[START]
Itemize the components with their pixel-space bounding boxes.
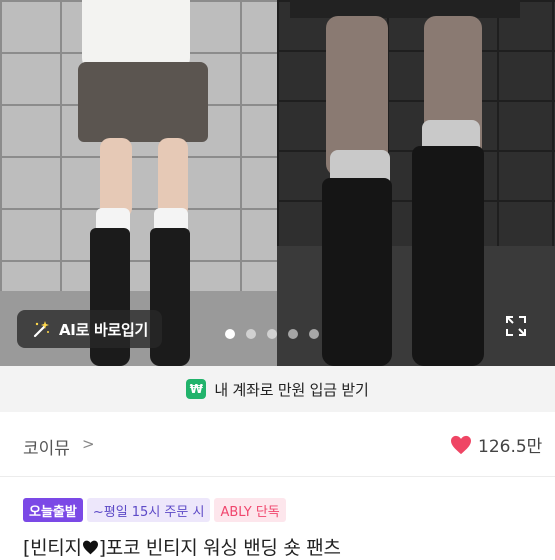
carousel-indicator [225, 329, 319, 339]
chevron-right-icon[interactable]: > [82, 435, 95, 453]
tag-order-deadline: ~평일 15시 주문 시 [86, 498, 211, 522]
ai-try-on-button[interactable]: AI로 바로입기 [17, 310, 162, 348]
product-title-suffix: ]포코 빈티지 워싱 밴딩 숏 팬츠 [98, 537, 341, 559]
divider [0, 476, 555, 477]
heart-icon [451, 435, 471, 454]
carousel-dot[interactable] [288, 329, 298, 339]
product-image-carousel[interactable]: AI로 바로입기 [0, 0, 555, 366]
tag-today-shipping: 오늘출발 [23, 498, 83, 522]
carousel-dot[interactable] [267, 329, 277, 339]
carousel-dot[interactable] [309, 329, 319, 339]
won-icon: ₩ [186, 379, 207, 399]
magic-wand-icon [33, 321, 49, 338]
product-title-prefix: [빈티지 [23, 537, 82, 559]
account-deposit-text: 내 계좌로 만원 입금 받기 [214, 380, 369, 399]
carousel-dot[interactable] [246, 329, 256, 339]
carousel-dot[interactable] [225, 329, 235, 339]
like-count: 126.5만 [478, 437, 543, 457]
fullscreen-expand-icon[interactable] [505, 315, 527, 337]
ai-try-on-label: AI로 바로입기 [59, 320, 149, 339]
black-heart-icon [82, 540, 98, 555]
shop-info-row: 코이뮤 > 126.5만 [0, 412, 555, 476]
tag-ably-exclusive: ABLY 단독 [214, 498, 286, 522]
like-button[interactable]: 126.5만 [450, 432, 542, 457]
product-title: [빈티지 ]포코 빈티지 워싱 밴딩 숏 팬츠 [23, 533, 341, 560]
shop-name-link[interactable]: 코이뮤 [23, 434, 70, 459]
account-deposit-banner[interactable]: ₩ 내 계좌로 만원 입금 받기 [0, 366, 555, 412]
product-tags: 오늘출발 ~평일 15시 주문 시 ABLY 단독 [23, 498, 286, 522]
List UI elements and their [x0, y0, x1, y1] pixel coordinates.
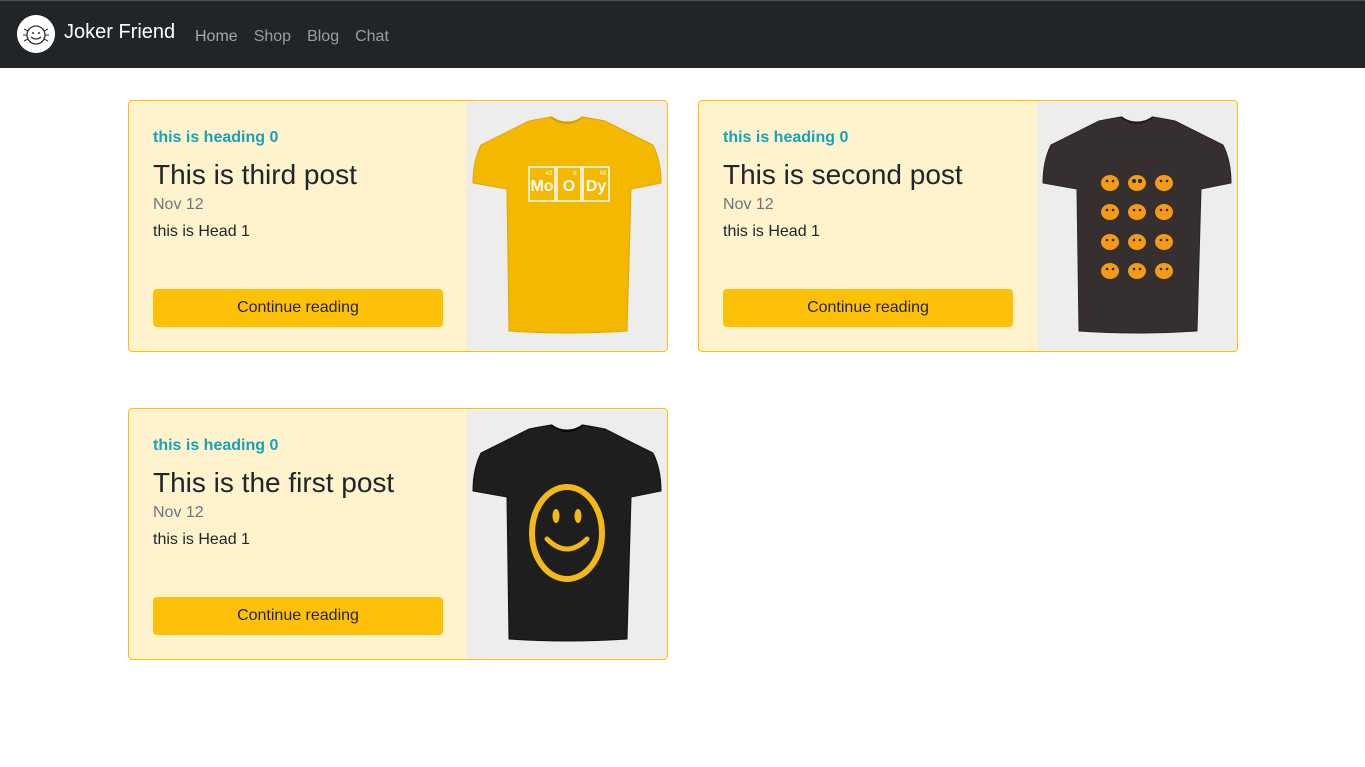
smiley-tshirt-image	[472, 424, 662, 642]
nav-link-blog[interactable]: Blog	[299, 23, 347, 50]
post-title: This is the first post	[153, 467, 395, 498]
post-title: This is second post	[723, 159, 963, 190]
post-card-body: this is heading 0 This is third post Nov…	[153, 101, 443, 351]
post-card: this is heading 0 This is the first post…	[128, 408, 668, 660]
yellow-moody-tshirt-image: Mo O Dy 42 8 66	[472, 116, 662, 334]
post-excerpt: this is Head 1	[153, 531, 250, 548]
post-excerpt: this is Head 1	[723, 223, 820, 240]
post-card: this is heading 0 This is third post Nov…	[128, 100, 668, 352]
navbar: Joker Friend Home Shop Blog Chat	[0, 0, 1365, 68]
nav-link-home[interactable]: Home	[187, 23, 246, 50]
continue-reading-button[interactable]: Continue reading	[723, 289, 1013, 327]
post-date: Nov 12	[153, 504, 204, 521]
post-card-body: this is heading 0 This is second post No…	[723, 101, 1013, 351]
post-excerpt: this is Head 1	[153, 223, 250, 240]
shirt-element-symbol: O	[563, 178, 575, 195]
post-date: Nov 12	[723, 196, 774, 213]
nav-link-chat[interactable]: Chat	[347, 23, 397, 50]
post-date: Nov 12	[153, 196, 204, 213]
shirt-element-symbol: Mo	[530, 178, 553, 195]
brand-link[interactable]: Joker Friend	[17, 15, 175, 53]
shirt-element-number: 42	[546, 171, 553, 177]
post-category: this is heading 0	[153, 129, 279, 146]
nav-link-shop[interactable]: Shop	[246, 23, 299, 50]
post-thumbnail[interactable]	[467, 409, 667, 659]
joker-logo-icon	[17, 15, 55, 53]
brand-name: Joker Friend	[64, 21, 176, 43]
shirt-element-number: 66	[600, 171, 607, 177]
pumpkin-emoji-tshirt-image	[1042, 116, 1232, 334]
post-card: this is heading 0 This is second post No…	[698, 100, 1238, 352]
post-category: this is heading 0	[723, 129, 849, 146]
continue-reading-button[interactable]: Continue reading	[153, 597, 443, 635]
continue-reading-button[interactable]: Continue reading	[153, 289, 443, 327]
post-thumbnail[interactable]: Mo O Dy 42 8 66	[467, 101, 667, 351]
post-category: this is heading 0	[153, 437, 279, 454]
nav-links: Home Shop Blog Chat	[187, 23, 397, 50]
shirt-element-symbol: Dy	[586, 178, 607, 195]
post-thumbnail[interactable]	[1037, 101, 1237, 351]
post-card-body: this is heading 0 This is the first post…	[153, 409, 443, 659]
post-title: This is third post	[153, 159, 357, 190]
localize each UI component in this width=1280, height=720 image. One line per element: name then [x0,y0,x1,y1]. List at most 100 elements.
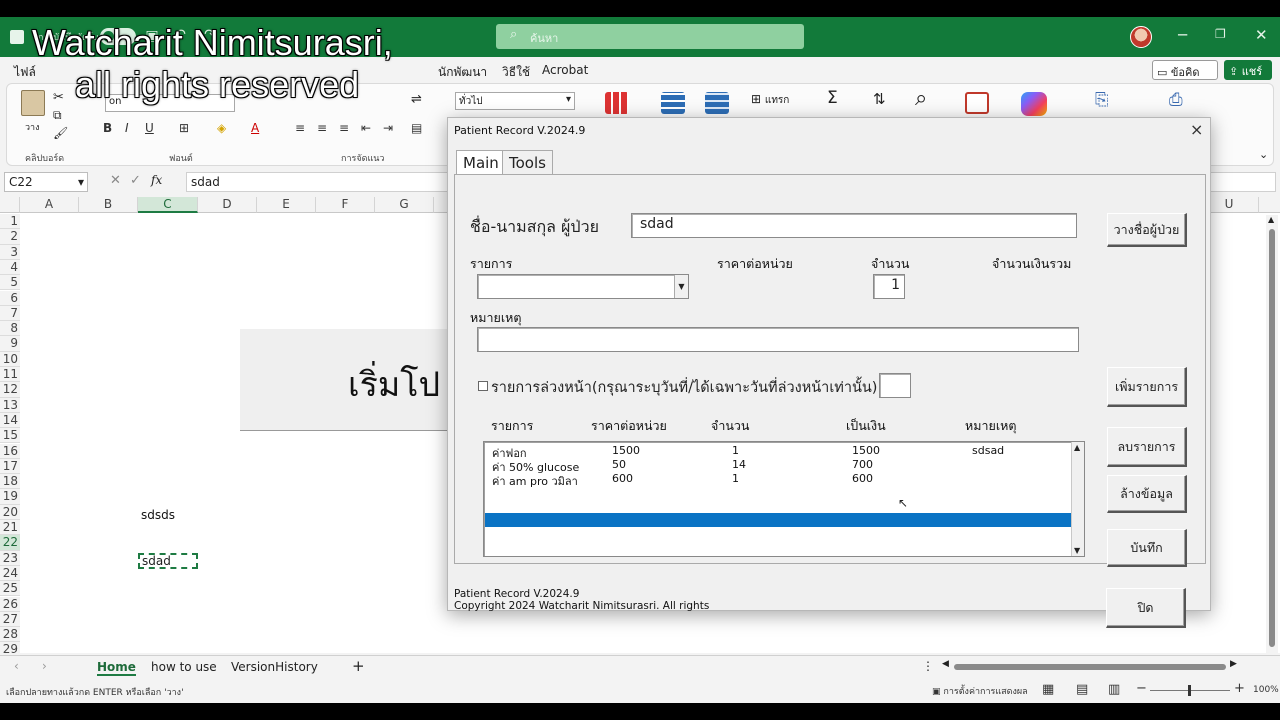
comment-button[interactable]: ▭ ข้อคิดเห็น [1152,60,1218,97]
find-icon[interactable]: ⌕ [915,86,927,111]
col-header-e[interactable]: E [257,197,316,213]
wrap-text-icon[interactable]: ⇌ [411,92,422,107]
sheet-tab-home[interactable]: Home [97,660,136,676]
row-header[interactable]: 12 [0,382,20,398]
scroll-left-icon[interactable]: ◀ [942,659,949,669]
more-options-icon[interactable]: ⋮ [922,659,934,673]
add-item-button[interactable]: เพิ่มรายการ [1107,367,1187,407]
zoom-level[interactable]: 100% [1253,685,1279,695]
cell-styles-icon[interactable] [705,92,729,114]
item-combobox[interactable]: ▼ [477,274,689,299]
minimize-icon[interactable]: ─ [1178,26,1187,44]
save-button[interactable]: บันทึก [1107,529,1187,567]
zoom-out-icon[interactable]: − [1136,681,1147,696]
next-sheet-icon[interactable]: › [42,659,47,673]
menu-help[interactable]: วิธีใช้ [502,63,530,82]
row-header[interactable]: 18 [0,474,20,490]
sheet-tab-version-history[interactable]: VersionHistory [231,660,318,674]
row-header[interactable]: 13 [0,397,20,413]
horizontal-scrollbar[interactable]: ◀ ▶ [942,659,1242,672]
row-header[interactable]: 19 [0,489,20,505]
advance-checkbox[interactable] [478,381,488,391]
share-button[interactable]: ⇪ แชร์ ▾ [1224,60,1272,93]
border-icon[interactable]: ⊞ [179,121,189,135]
copilot-icon[interactable] [1021,92,1047,116]
align-left-icon[interactable]: ≡ [295,121,305,135]
listbox-scrollbar[interactable]: ▲ ▼ [1071,442,1084,556]
search-box[interactable]: ⌕ ค้นหา [496,24,804,49]
note-input[interactable] [477,327,1079,352]
patient-name-input[interactable]: sdad [631,213,1077,238]
fill-color-icon[interactable]: ◈ [217,121,226,135]
copy-icon[interactable]: ⧉ [53,108,62,123]
col-header-c[interactable]: C [138,197,198,213]
select-all-corner[interactable] [0,197,20,213]
insert-cells-icon[interactable]: ⊞ แทรก [751,92,789,108]
row-header[interactable]: 25 [0,581,20,597]
row-header[interactable]: 1 [0,214,20,230]
dialog-close-icon[interactable]: × [1190,120,1203,139]
font-color-icon[interactable]: A [251,121,259,135]
acrobat-pdf-icon[interactable]: ⎘ [1095,90,1109,110]
paste-patient-name-button[interactable]: วางชื่อผู้ป่วย [1107,213,1187,247]
display-settings-button[interactable]: ▣ การตั้งค่าการแสดงผล [932,684,1028,698]
row-header[interactable]: 17 [0,458,20,475]
menu-developer[interactable]: นักพัฒนา [438,63,487,82]
delete-item-button[interactable]: ลบรายการ [1107,427,1187,467]
menu-acrobat[interactable]: Acrobat [542,63,588,77]
vertical-scroll-thumb[interactable] [1269,229,1275,647]
row-header[interactable]: 9 [0,336,20,352]
horizontal-scroll-thumb[interactable] [954,664,1226,670]
ribbon-collapse-icon[interactable]: ⌄ [1259,148,1268,161]
decrease-indent-icon[interactable]: ⇤ [361,121,371,135]
underline-button[interactable]: U [145,121,154,135]
prev-sheet-icon[interactable]: ‹ [14,659,19,673]
italic-button[interactable]: I [125,121,129,135]
autosum-icon[interactable]: Σ [827,88,838,108]
col-header-f[interactable]: F [316,197,375,213]
scroll-down-icon[interactable]: ▼ [1074,546,1080,555]
row-header[interactable]: 16 [0,443,20,459]
increase-indent-icon[interactable]: ⇥ [383,121,393,135]
zoom-slider[interactable] [1150,685,1230,696]
scroll-up-icon[interactable]: ▲ [1074,443,1080,452]
tab-main[interactable]: Main [456,150,506,176]
row-header[interactable]: 10 [0,351,20,367]
cell-c22-selection[interactable]: sdad [138,553,198,569]
scroll-right-icon[interactable]: ▶ [1230,659,1237,669]
page-break-icon[interactable]: ▥ [1108,682,1120,697]
sheet-tab-how-to-use[interactable]: how to use [151,660,217,674]
row-header[interactable]: 26 [0,596,20,612]
row-header[interactable]: 15 [0,428,20,444]
row-header[interactable]: 24 [0,565,20,582]
row-header[interactable]: 21 [0,520,20,536]
col-header-g[interactable]: G [375,197,434,213]
zoom-in-icon[interactable]: + [1234,681,1245,696]
row-header[interactable]: 28 [0,627,20,643]
tab-tools[interactable]: Tools [502,150,553,176]
row-header[interactable]: 27 [0,611,20,628]
name-box[interactable]: C22 ▾ [4,172,88,192]
row-header[interactable]: 14 [0,412,20,429]
vertical-scrollbar[interactable]: ▲ [1266,215,1278,653]
page-layout-icon[interactable]: ▤ [1076,682,1088,697]
row-header[interactable]: 5 [0,275,20,291]
restore-icon[interactable]: ❐ [1215,27,1226,41]
col-header-a[interactable]: A [20,197,79,213]
row-header[interactable]: 6 [0,290,20,306]
bold-button[interactable]: B [103,121,112,135]
row-header[interactable]: 20 [0,504,20,520]
normal-view-icon[interactable]: ▦ [1042,682,1054,697]
row-header[interactable]: 8 [0,321,20,337]
conditional-format-icon[interactable] [605,92,629,114]
row-header[interactable]: 23 [0,550,20,566]
row-header[interactable]: 3 [0,244,20,260]
close-dialog-button[interactable]: ปิด [1106,588,1186,628]
cell-c19[interactable]: sdsds [141,508,175,522]
row-header[interactable]: 4 [0,259,20,276]
acrobat-share-icon[interactable]: ⎙ [1169,90,1183,110]
clear-data-button[interactable]: ล้างข้อมูล [1107,475,1187,513]
quantity-input[interactable]: 1 [873,274,905,299]
sort-filter-icon[interactable]: ⇅ [873,90,886,108]
cancel-formula-icon[interactable]: ✕ [110,173,121,188]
[END]
Return the lines from the one containing "carousel-indicator [225, 329, 319, 339]" through the one containing "carousel-dot[interactable] [267, 329, 277, 339]", inclusive, unchanged.

carousel-indicator [225, 329, 319, 339]
chevron-right-icon[interactable]: > [82, 435, 95, 453]
tag-order-deadline: ~평일 15시 주문 시 [86, 498, 211, 522]
ai-try-on-button[interactable]: AI로 바로입기 [17, 310, 162, 348]
product-title-suffix: ]포코 빈티지 워싱 밴딩 숏 팬츠 [98, 537, 341, 559]
divider [0, 476, 555, 477]
heart-icon [451, 435, 471, 454]
carousel-dot[interactable] [288, 329, 298, 339]
product-image-carousel[interactable]: AI로 바로입기 [0, 0, 555, 366]
tag-today-shipping: 오늘출발 [23, 498, 83, 522]
carousel-dot[interactable] [267, 329, 277, 339]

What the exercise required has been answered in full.